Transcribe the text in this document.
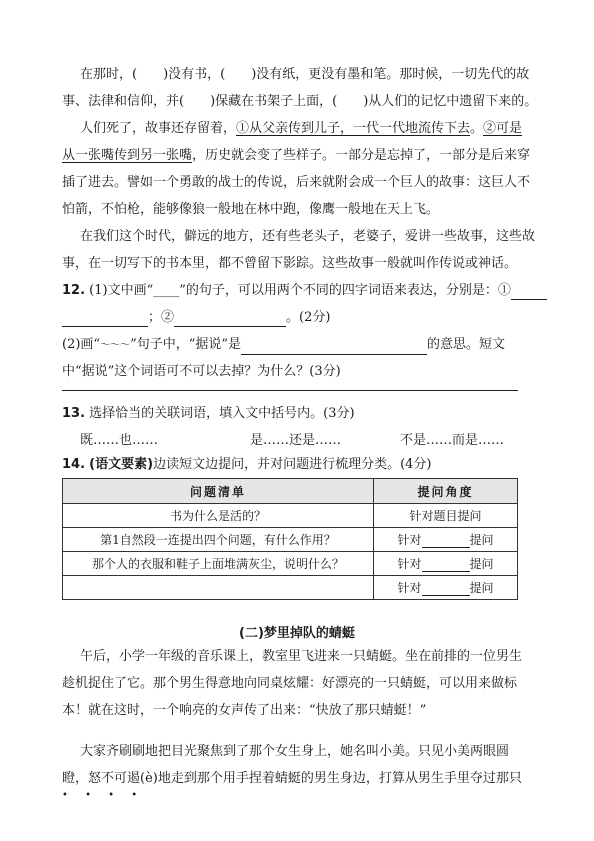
在那时，(　　)没有书，(　　)没有纸，更没有墨和笔。那时候，一切先代的故
事、法律和信仰，并(　　)保藏在书架子上面，(　　)从人们的记忆中遗留下来的。
人们死了，故事还存留着，①从父亲传到儿子，一代一代地流传下去。②可是
从一张嘴传到另一张嘴，历史就会变了些样子。一部分是忘掉了，一部分是后来穿
插了进去。譬如一个勇敢的战士的传说，后来就附会成一个巨人的故事：这巨人不
怕箭，不怕枪，能够像狼一般地在林中跑，像鹰一般地在天上飞。
在我们这个时代，僻远的地方，还有些老头子，老婆子，爱讲一些故事，这些故
事，在一切写下的书本里，都不曾留下影踪。这些故事一般就叫作传说或神话。
12. (1)文中画“____”的句子，可以用两个不同的四字词语来表达，分别是：①
；②	。(2分)
(2)画“～～～”句子中，“据说”是	的意思。短文
中“据说”这个词语可不可以去掉？为什么？(3分)
13. 选择恰当的关联词语，填入文中括号内。(3分)
既……也……	是……还是……	不是……而是……
14. (语文要素)边读短文边提问，并对问题进行梳理分类。(4分)
问题清单	提问角度
书为什么是活的？	针对题目提问
第1自然段一连提出四个问题，有什么作用？	针对 提问
那个人的衣服和鞋子上面堆满灰尘，说明什么？	针对 提问
	针对 提问
(二)梦里掉队的蜻蜓
午后，小学一年级的音乐课上，教室里飞进来一只蜻蜓。坐在前排的一位男生
趁机捉住了它。那个男生得意地向同桌炫耀：好漂亮的一只蜻蜓，可以用来做标
本！就在这时，一个响亮的女声传了出来：“快放了那只蜻蜓！”
大家齐刷刷地把目光聚焦到了那个女生身上，她名叫小美。只见小美两眼圆
瞪，怒不可遏(è)地走到那个用手捏着蜻蜓的男生身边，打算从男生手里夺过那只
• • • •
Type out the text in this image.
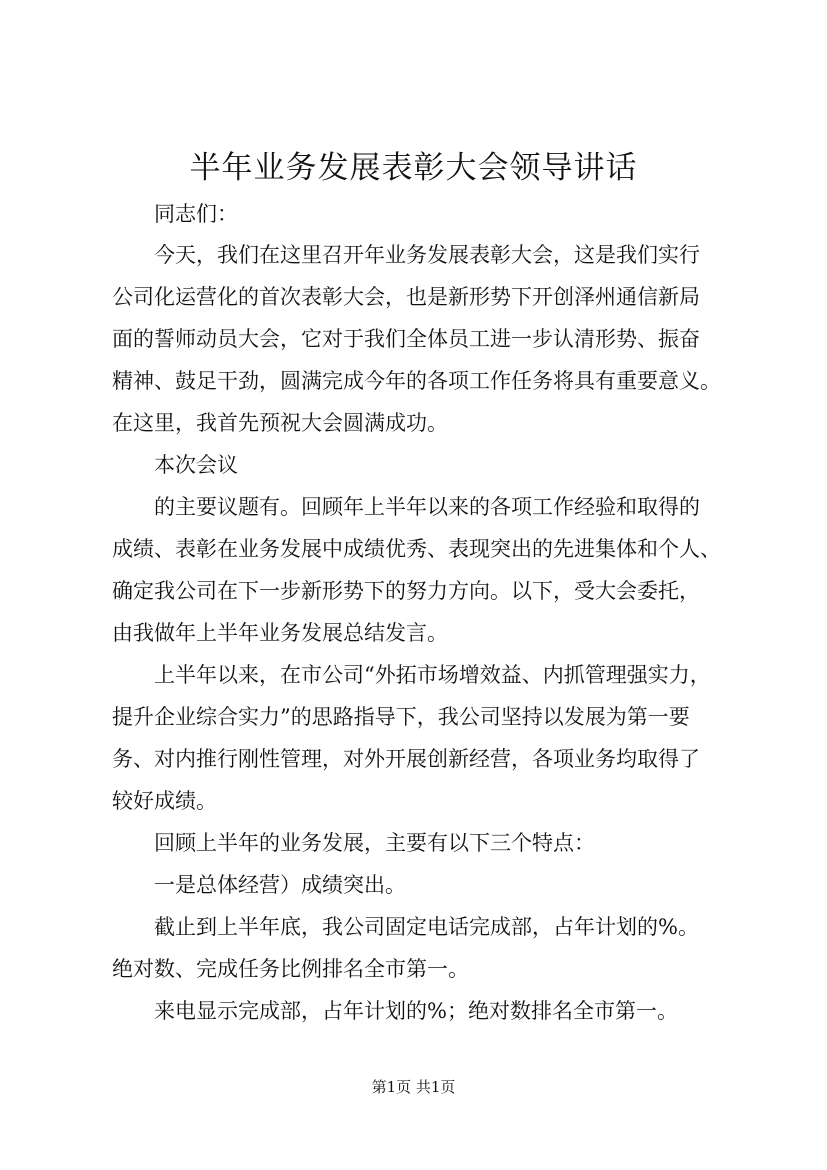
半年业务发展表彰大会领导讲话
同志们：
今天，我们在这里召开年业务发展表彰大会，这是我们实行
公司化运营化的首次表彰大会，也是新形势下开创泽州通信新局
面的誓师动员大会，它对于我们全体员工进一步认清形势、振奋
精神、鼓足干劲，圆满完成今年的各项工作任务将具有重要意义。
在这里，我首先预祝大会圆满成功。
本次会议
的主要议题有。回顾年上半年以来的各项工作经验和取得的
成绩、表彰在业务发展中成绩优秀、表现突出的先进集体和个人、
确定我公司在下一步新形势下的努力方向。以下，受大会委托，
由我做年上半年业务发展总结发言。
上半年以来，在市公司“外拓市场增效益、内抓管理强实力，
提升企业综合实力”的思路指导下，我公司坚持以发展为第一要
务、对内推行刚性管理，对外开展创新经营，各项业务均取得了
较好成绩。
回顾上半年的业务发展，主要有以下三个特点：
一是总体经营）成绩突出。
截止到上半年底，我公司固定电话完成部，占年计划的%。
绝对数、完成任务比例排名全市第一。
来电显示完成部，占年计划的%；绝对数排名全市第一。
第1页 共1页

──────

** WHAT THE EXERCISE ASKS **
Reproduce every line above as written, skipping pictures.

** SOLUTION TO THIS EXERCISE **
Transcribe the text in this document.
在那时，(　　)没有书，(　　)没有纸，更没有墨和笔。那时候，一切先代的故
事、法律和信仰，并(　　)保藏在书架子上面，(　　)从人们的记忆中遗留下来的。
人们死了，故事还存留着，①从父亲传到儿子，一代一代地流传下去。②可是
从一张嘴传到另一张嘴，历史就会变了些样子。一部分是忘掉了，一部分是后来穿
插了进去。譬如一个勇敢的战士的传说，后来就附会成一个巨人的故事：这巨人不
怕箭，不怕枪，能够像狼一般地在林中跑，像鹰一般地在天上飞。
在我们这个时代，僻远的地方，还有些老头子，老婆子，爱讲一些故事，这些故
事，在一切写下的书本里，都不曾留下影踪。这些故事一般就叫作传说或神话。
12. (1)文中画“____”的句子，可以用两个不同的四字词语来表达，分别是：①
；②	。(2分)
(2)画“～～～”句子中，“据说”是	的意思。短文
中“据说”这个词语可不可以去掉？为什么？(3分)
13. 选择恰当的关联词语，填入文中括号内。(3分)
既……也……	是……还是……	不是……而是……
14. (语文要素)边读短文边提问，并对问题进行梳理分类。(4分)
问题清单	提问角度
书为什么是活的？	针对题目提问
第1自然段一连提出四个问题，有什么作用？	针对 提问
那个人的衣服和鞋子上面堆满灰尘，说明什么？	针对 提问
	针对 提问
(二)梦里掉队的蜻蜓
午后，小学一年级的音乐课上，教室里飞进来一只蜻蜓。坐在前排的一位男生
趁机捉住了它。那个男生得意地向同桌炫耀：好漂亮的一只蜻蜓，可以用来做标
本！就在这时，一个响亮的女声传了出来：“快放了那只蜻蜓！”
大家齐刷刷地把目光聚焦到了那个女生身上，她名叫小美。只见小美两眼圆
瞪，怒不可遏(è)地走到那个用手捏着蜻蜓的男生身边，打算从男生手里夺过那只
• • • •
Type out the text in this image.
半年业务发展表彰大会领导讲话
同志们：
今天，我们在这里召开年业务发展表彰大会，这是我们实行
公司化运营化的首次表彰大会，也是新形势下开创泽州通信新局
面的誓师动员大会，它对于我们全体员工进一步认清形势、振奋
精神、鼓足干劲，圆满完成今年的各项工作任务将具有重要意义。
在这里，我首先预祝大会圆满成功。
本次会议
的主要议题有。回顾年上半年以来的各项工作经验和取得的
成绩、表彰在业务发展中成绩优秀、表现突出的先进集体和个人、
确定我公司在下一步新形势下的努力方向。以下，受大会委托，
由我做年上半年业务发展总结发言。
上半年以来，在市公司“外拓市场增效益、内抓管理强实力，
提升企业综合实力”的思路指导下，我公司坚持以发展为第一要
务、对内推行刚性管理，对外开展创新经营，各项业务均取得了
较好成绩。
回顾上半年的业务发展，主要有以下三个特点：
一是总体经营）成绩突出。
截止到上半年底，我公司固定电话完成部，占年计划的%。
绝对数、完成任务比例排名全市第一。
来电显示完成部，占年计划的%；绝对数排名全市第一。
第1页 共1页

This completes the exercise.